▸ **Data in this exercise**:

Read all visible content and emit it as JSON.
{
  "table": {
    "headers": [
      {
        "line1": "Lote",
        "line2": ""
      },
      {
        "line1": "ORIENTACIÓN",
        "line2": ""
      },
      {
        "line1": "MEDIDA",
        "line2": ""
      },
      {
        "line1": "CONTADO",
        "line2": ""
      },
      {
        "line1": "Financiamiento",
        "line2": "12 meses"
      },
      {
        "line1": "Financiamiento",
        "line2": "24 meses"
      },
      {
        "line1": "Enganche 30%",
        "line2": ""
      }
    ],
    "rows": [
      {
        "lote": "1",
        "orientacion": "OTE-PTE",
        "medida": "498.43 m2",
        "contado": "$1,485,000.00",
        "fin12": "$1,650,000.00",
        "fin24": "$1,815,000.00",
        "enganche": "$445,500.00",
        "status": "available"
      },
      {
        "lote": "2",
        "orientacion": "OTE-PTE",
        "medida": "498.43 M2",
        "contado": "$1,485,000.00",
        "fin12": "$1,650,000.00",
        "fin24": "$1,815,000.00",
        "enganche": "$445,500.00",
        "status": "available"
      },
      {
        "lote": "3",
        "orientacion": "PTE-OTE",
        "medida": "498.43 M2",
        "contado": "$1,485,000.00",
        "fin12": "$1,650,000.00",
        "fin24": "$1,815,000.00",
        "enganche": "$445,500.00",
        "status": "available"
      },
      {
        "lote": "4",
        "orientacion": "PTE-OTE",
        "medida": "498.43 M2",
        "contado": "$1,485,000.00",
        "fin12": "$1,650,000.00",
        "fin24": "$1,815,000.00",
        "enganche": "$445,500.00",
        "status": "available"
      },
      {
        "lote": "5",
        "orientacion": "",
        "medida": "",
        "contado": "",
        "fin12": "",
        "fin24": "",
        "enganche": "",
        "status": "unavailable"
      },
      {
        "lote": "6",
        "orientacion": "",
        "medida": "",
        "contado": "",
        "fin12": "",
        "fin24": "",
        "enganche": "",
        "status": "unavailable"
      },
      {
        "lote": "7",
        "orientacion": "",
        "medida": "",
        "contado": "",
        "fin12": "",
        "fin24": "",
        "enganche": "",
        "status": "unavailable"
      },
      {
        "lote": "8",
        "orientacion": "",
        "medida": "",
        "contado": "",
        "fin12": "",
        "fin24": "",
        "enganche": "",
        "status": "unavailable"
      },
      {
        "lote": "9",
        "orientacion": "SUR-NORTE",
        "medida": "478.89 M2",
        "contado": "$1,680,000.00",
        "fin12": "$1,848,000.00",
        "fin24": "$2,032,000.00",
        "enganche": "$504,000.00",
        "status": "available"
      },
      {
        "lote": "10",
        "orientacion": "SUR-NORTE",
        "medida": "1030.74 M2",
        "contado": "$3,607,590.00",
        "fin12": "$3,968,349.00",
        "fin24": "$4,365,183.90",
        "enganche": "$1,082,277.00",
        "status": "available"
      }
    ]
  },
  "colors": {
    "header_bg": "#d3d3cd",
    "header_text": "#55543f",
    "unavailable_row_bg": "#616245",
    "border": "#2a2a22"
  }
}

▸ **Your instructions**: Write each line above out exactly.

▸ **Correct answer**:
Read all visible content and emit it as JSON.
{
  "table": {
    "headers": [
      {
        "line1": "Lote",
        "line2": ""
      },
      {
        "line1": "ORIENTACIÓN",
        "line2": ""
      },
      {
        "line1": "MEDIDA",
        "line2": ""
      },
      {
        "line1": "CONTADO",
        "line2": ""
      },
      {
        "line1": "Financiamiento",
        "line2": "12 meses"
      },
      {
        "line1": "Financiamiento",
        "line2": "24 meses"
      },
      {
        "line1": "Enganche 30%",
        "line2": ""
      }
    ],
    "rows": [
      {
        "lote": "1",
        "orientacion": "OTE-PTE",
        "medida": "498.43 m2",
        "contado": "$1,485,000.00",
        "fin12": "$1,650,000.00",
        "fin24": "$1,815,000.00",
        "enganche": "$445,500.00",
        "status": "available"
      },
      {
        "lote": "2",
        "orientacion": "OTE-PTE",
        "medida": "498.43 M2",
        "contado": "$1,485,000.00",
        "fin12": "$1,650,000.00",
        "fin24": "$1,815,000.00",
        "enganche": "$445,500.00",
        "status": "available"
      },
      {
        "lote": "3",
        "orientacion": "PTE-OTE",
        "medida": "498.43 M2",
        "contado": "$1,485,000.00",
        "fin12": "$1,650,000.00",
        "fin24": "$1,815,000.00",
        "enganche": "$445,500.00",
        "status": "available"
      },
      {
        "lote": "4",
        "orientacion": "PTE-OTE",
        "medida": "498.43 M2",
        "contado": "$1,485,000.00",
        "fin12": "$1,650,000.00",
        "fin24": "$1,815,000.00",
        "enganche": "$445,500.00",
        "status": "available"
      },
      {
        "lote": "5",
        "orientacion": "",
        "medida": "",
        "contado": "",
        "fin12": "",
        "fin24": "",
        "enganche": "",
        "status": "unavailable"
      },
      {
        "lote": "6",
        "orientacion": "",
        "medida": "",
        "contado": "",
        "fin12": "",
        "fin24": "",
        "enganche": "",
        "status": "unavailable"
      },
      {
        "lote": "7",
        "orientacion": "",
        "medida": "",
        "contado": "",
        "fin12": "",
        "fin24": "",
        "enganche": "",
        "status": "unavailable"
      },
      {
        "lote": "8",
        "orientacion": "",
        "medida": "",
        "contado": "",
        "fin12": "",
        "fin24": "",
        "enganche": "",
        "status": "unavailable"
      },
      {
        "lote": "9",
        "orientacion": "SUR-NORTE",
        "medida": "478.89 M2",
        "contado": "$1,680,000.00",
        "fin12": "$1,848,000.00",
        "fin24": "$2,032,000.00",
        "enganche": "$504,000.00",
        "status": "available"
      },
      {
        "lote": "10",
        "orientacion": "SUR-NORTE",
        "medida": "1030.74 M2",
        "contado": "$3,607,590.00",
        "fin12": "$3,968,349.00",
        "fin24": "$4,365,183.90",
        "enganche": "$1,082,277.00",
        "status": "available"
      }
    ]
  },
  "colors": {
    "header_bg": "#d3d3cd",
    "header_text": "#55543f",
    "unavailable_row_bg": "#616245",
    "border": "#2a2a22"
  }
}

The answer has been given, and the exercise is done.